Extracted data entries
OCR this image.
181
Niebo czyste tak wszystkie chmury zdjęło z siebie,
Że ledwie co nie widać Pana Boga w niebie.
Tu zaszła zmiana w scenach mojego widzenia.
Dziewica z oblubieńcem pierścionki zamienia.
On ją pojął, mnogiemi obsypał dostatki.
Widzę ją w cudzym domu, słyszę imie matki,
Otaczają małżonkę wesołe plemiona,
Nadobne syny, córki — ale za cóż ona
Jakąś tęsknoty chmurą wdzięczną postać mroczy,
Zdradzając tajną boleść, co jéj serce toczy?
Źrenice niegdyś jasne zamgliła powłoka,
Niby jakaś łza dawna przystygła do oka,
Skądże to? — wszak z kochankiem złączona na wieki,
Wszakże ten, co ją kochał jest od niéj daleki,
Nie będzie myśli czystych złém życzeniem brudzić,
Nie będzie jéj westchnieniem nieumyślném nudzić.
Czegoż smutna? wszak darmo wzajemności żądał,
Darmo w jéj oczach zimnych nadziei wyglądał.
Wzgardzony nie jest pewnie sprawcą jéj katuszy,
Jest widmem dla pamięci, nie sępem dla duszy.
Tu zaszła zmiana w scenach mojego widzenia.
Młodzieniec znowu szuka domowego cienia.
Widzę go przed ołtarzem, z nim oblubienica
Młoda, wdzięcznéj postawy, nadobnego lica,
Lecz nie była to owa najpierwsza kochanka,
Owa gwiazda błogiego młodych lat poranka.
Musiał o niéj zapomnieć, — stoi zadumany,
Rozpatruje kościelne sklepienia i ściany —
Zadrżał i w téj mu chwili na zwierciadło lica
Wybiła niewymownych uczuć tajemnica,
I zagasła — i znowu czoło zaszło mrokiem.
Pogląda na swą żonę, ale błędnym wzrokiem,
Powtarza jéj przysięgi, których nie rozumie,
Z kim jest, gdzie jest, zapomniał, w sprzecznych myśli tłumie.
---
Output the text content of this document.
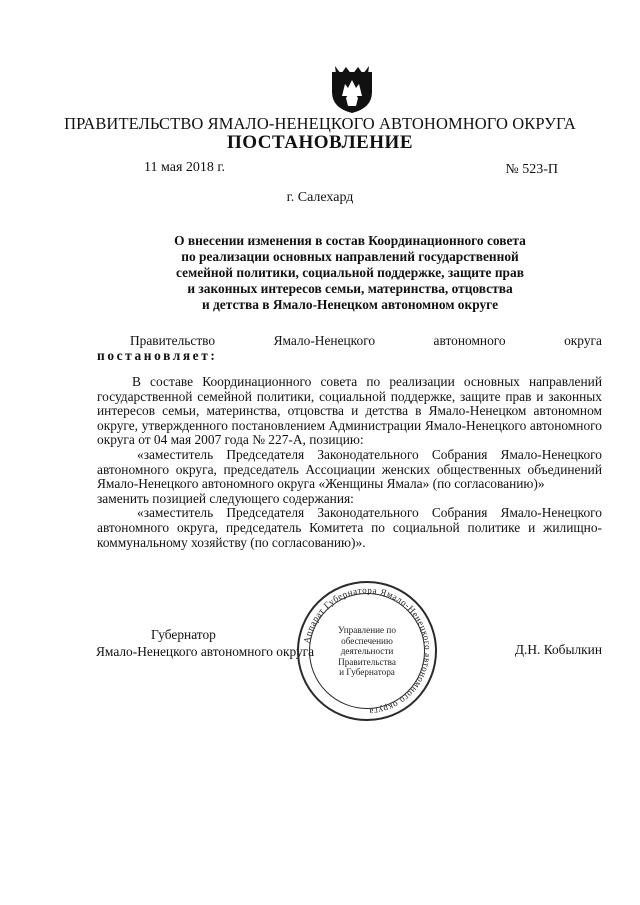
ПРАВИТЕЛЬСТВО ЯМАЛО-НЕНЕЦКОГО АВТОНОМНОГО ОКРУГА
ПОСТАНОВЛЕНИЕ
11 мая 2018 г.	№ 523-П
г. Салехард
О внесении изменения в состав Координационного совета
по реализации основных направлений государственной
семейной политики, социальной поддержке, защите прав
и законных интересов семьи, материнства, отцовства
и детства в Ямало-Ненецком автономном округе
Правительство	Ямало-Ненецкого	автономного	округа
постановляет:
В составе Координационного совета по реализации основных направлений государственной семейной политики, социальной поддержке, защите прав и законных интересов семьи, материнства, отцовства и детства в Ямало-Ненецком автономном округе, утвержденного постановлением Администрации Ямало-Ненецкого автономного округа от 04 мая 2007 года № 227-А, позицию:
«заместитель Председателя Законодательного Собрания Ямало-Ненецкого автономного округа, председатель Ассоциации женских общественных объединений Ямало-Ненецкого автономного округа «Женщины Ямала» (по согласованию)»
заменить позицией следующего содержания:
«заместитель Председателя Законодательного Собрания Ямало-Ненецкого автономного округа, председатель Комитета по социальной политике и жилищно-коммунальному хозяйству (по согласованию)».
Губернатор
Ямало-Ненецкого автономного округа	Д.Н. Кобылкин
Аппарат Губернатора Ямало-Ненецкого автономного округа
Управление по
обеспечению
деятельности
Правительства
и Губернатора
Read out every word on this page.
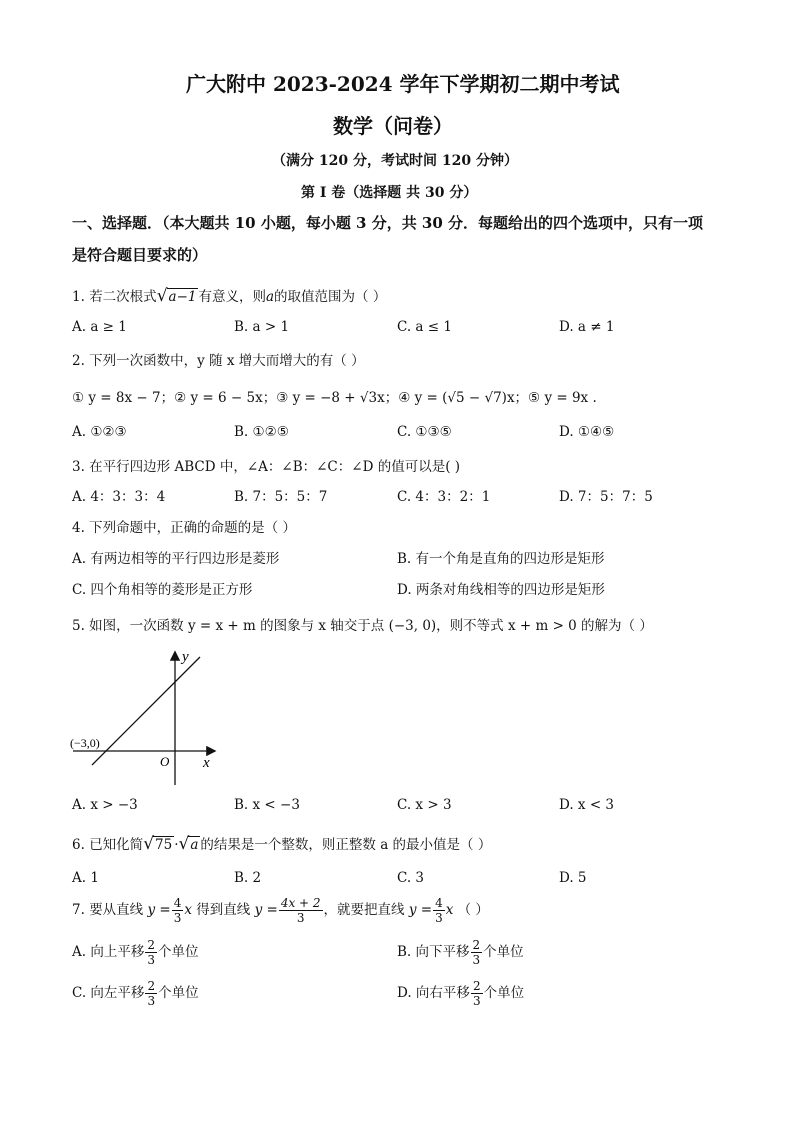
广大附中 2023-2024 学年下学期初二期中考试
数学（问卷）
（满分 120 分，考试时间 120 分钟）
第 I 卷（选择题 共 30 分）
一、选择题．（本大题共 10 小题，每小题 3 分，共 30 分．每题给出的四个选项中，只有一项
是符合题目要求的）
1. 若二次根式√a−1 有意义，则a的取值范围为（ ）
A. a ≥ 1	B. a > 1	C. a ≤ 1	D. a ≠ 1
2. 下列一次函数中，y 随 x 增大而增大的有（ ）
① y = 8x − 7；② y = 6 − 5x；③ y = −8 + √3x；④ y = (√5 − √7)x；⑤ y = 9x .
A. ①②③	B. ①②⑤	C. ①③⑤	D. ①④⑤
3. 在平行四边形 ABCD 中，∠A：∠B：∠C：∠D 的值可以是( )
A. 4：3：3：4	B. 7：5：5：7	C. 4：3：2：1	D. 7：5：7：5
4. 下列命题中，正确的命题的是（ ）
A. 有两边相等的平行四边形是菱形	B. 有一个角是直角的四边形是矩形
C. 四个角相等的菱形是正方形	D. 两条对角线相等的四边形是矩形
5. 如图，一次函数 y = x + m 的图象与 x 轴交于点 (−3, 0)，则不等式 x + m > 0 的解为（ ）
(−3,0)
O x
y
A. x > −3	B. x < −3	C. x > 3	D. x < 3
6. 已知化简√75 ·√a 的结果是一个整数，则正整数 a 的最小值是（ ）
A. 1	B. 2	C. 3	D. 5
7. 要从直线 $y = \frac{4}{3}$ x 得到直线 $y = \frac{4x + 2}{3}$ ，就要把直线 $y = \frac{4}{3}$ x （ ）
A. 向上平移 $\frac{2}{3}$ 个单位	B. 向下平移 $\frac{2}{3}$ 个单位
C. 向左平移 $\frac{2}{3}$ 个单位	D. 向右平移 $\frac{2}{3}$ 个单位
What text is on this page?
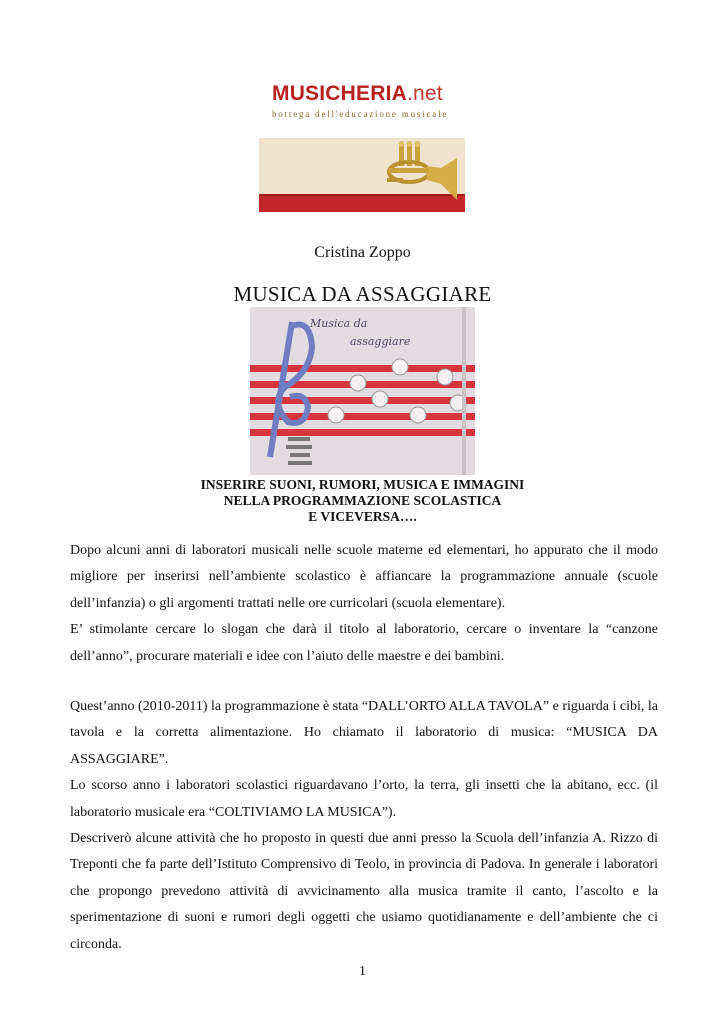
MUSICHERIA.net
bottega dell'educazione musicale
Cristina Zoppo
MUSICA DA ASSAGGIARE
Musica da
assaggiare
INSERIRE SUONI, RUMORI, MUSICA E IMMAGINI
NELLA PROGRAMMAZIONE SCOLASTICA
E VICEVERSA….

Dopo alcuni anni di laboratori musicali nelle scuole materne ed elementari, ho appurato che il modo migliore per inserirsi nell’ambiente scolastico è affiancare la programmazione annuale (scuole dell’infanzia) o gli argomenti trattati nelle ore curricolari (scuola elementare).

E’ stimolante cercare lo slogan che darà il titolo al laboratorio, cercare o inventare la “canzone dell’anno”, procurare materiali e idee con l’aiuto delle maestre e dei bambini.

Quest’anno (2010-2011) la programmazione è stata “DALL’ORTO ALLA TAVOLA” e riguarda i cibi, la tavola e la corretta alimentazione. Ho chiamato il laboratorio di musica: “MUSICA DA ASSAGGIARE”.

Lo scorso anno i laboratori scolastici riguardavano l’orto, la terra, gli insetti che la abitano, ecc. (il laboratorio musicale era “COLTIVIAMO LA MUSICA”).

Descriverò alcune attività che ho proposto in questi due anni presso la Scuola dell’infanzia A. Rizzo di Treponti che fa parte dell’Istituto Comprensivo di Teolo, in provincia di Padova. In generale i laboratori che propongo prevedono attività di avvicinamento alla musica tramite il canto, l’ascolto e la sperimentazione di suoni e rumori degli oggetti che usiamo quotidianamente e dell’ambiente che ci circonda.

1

Task:
Gather every line from the entries above where the word "Widzę" appears, and copy them.

Completed task:
Widzę ją w cudzym domu, słyszę imie matki,
Widzę go przed ołtarzem, z nim oblubienica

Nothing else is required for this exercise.